**** Data provided

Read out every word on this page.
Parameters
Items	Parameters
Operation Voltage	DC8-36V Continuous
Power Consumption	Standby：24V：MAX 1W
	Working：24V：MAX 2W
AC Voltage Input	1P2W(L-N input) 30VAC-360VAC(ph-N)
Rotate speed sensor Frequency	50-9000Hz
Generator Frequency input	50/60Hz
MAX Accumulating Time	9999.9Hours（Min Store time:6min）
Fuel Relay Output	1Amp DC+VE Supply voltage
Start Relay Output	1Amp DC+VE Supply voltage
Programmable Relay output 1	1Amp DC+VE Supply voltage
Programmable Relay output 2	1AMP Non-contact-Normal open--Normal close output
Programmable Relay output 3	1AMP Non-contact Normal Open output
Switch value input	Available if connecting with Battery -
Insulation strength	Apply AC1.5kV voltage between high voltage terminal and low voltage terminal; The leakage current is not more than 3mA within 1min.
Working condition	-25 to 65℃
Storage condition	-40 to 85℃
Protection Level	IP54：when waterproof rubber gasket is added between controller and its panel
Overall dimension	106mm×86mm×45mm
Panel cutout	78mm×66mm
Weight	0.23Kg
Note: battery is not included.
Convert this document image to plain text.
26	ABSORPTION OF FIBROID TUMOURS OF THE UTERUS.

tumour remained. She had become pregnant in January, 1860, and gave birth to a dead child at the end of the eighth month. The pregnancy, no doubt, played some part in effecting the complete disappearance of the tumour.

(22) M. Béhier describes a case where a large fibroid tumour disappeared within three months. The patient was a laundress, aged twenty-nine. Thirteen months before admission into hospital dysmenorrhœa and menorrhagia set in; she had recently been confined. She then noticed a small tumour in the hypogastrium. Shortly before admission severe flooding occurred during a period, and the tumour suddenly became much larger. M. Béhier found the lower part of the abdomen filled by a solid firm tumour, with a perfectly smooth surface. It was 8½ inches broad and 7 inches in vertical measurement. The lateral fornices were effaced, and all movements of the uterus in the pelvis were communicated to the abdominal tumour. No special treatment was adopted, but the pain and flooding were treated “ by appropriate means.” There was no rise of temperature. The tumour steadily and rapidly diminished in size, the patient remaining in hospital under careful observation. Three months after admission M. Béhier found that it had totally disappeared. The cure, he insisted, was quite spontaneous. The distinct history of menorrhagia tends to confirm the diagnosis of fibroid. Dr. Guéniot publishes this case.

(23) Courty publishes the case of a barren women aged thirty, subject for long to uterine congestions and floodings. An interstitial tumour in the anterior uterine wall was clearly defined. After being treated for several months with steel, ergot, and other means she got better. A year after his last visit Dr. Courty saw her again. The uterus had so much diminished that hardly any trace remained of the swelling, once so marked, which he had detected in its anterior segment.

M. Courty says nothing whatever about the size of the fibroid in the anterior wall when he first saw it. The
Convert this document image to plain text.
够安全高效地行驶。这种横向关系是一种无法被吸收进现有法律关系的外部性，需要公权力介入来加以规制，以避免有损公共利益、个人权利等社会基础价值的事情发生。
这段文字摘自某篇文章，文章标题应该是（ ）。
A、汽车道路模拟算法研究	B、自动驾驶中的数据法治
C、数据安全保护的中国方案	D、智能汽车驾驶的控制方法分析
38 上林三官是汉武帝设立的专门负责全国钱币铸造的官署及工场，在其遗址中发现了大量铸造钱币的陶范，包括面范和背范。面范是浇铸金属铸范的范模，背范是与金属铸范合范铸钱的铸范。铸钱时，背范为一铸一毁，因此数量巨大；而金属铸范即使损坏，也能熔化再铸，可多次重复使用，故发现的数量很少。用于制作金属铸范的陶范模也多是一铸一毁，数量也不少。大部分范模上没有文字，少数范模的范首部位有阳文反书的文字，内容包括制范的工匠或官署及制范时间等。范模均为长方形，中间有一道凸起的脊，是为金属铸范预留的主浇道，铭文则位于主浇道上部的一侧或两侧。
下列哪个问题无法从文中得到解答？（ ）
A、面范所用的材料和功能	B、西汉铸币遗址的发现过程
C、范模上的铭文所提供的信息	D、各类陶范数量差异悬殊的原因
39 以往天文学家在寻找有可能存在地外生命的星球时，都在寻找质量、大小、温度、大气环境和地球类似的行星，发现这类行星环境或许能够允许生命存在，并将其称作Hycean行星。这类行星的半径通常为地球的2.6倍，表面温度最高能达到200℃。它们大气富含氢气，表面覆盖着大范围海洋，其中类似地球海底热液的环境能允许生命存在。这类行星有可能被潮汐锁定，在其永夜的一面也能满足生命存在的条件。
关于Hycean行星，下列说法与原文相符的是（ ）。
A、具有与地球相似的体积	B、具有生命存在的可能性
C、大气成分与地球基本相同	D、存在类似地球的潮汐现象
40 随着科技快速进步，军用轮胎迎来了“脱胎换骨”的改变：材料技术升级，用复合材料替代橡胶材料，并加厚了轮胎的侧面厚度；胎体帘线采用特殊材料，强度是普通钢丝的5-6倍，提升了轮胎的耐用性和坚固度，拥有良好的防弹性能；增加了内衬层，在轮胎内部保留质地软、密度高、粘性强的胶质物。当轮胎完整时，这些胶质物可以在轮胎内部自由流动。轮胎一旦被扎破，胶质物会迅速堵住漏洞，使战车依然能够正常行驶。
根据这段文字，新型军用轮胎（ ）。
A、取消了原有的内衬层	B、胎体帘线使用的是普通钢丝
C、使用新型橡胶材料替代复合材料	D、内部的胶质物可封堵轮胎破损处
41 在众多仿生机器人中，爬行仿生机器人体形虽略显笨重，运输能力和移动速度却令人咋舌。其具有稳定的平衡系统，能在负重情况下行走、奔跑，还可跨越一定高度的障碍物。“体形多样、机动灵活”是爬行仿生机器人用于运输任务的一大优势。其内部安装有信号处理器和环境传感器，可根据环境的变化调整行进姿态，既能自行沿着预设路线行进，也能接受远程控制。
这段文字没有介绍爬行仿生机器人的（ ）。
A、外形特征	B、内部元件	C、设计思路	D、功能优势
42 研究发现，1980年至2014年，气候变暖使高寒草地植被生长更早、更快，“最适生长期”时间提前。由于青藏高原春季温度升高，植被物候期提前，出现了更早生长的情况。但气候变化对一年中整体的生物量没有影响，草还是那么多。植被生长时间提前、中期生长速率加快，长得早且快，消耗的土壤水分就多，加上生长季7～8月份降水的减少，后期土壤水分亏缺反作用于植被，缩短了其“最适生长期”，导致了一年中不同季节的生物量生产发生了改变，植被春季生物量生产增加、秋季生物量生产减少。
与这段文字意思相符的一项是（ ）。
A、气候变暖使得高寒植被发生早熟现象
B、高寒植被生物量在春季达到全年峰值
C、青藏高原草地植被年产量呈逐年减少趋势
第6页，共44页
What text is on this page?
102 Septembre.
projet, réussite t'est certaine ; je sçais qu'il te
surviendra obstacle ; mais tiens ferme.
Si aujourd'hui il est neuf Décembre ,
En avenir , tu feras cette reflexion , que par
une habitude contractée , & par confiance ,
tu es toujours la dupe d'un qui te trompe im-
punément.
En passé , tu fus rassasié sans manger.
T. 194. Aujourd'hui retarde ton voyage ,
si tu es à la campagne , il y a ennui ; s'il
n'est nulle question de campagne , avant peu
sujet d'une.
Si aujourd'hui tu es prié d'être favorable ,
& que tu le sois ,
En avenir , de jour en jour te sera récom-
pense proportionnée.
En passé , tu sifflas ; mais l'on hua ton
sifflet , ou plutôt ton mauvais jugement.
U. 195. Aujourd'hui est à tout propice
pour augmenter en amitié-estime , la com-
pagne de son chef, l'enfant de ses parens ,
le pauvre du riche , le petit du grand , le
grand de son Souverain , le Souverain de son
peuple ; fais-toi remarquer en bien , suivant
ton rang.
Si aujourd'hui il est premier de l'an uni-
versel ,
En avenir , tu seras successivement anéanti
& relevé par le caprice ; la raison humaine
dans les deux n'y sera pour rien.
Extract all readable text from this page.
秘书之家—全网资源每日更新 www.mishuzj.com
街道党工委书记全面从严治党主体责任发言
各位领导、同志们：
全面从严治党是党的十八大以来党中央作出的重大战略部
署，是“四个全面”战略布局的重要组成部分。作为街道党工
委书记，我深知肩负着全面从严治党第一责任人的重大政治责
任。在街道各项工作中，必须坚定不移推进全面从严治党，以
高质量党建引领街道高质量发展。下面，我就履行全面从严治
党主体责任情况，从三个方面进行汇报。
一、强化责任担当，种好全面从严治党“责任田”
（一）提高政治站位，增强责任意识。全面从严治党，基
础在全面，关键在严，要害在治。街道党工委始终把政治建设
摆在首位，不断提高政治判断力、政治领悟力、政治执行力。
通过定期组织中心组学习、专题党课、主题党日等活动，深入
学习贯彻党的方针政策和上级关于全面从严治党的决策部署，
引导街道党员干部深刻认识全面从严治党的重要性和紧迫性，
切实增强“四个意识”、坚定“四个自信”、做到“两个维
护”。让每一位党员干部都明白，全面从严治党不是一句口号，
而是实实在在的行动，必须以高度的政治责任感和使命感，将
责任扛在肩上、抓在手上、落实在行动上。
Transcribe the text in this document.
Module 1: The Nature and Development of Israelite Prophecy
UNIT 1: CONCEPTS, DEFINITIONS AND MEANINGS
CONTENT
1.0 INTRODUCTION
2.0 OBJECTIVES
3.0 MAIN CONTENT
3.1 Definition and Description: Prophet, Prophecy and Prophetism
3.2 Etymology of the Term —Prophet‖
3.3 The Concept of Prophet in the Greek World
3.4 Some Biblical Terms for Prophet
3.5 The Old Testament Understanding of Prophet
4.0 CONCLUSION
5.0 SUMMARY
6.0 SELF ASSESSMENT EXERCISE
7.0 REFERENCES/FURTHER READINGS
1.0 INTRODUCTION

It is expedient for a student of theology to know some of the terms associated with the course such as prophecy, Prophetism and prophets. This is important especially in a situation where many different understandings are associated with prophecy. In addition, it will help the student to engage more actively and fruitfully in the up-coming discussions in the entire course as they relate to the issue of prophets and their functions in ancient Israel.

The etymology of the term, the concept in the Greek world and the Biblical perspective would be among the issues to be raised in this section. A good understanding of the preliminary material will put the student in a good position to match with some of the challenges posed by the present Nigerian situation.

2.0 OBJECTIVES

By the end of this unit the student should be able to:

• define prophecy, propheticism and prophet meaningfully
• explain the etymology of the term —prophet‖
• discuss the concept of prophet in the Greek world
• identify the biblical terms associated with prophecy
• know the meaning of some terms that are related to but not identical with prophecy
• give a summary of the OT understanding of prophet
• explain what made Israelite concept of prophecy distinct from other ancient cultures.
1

********

▶ **Short problem**: Extract every line that has the string "wall" in it.

▶ **Expected answer**:
(23) Courty publishes the case of a barren women aged thirty, subject for long to uterine congestions and floodings. An interstitial tumour in the anterior uterine wall was clearly defined. After being treated for several months with steel, ergot, and other means she got better. A year after his last visit Dr. Courty saw her again. The uterus had so much diminished that hardly any trace remained of the swelling, once so marked, which he had detected in its anterior segment.
M. Courty says nothing whatever about the size of the fibroid in the anterior wall when he first saw it. The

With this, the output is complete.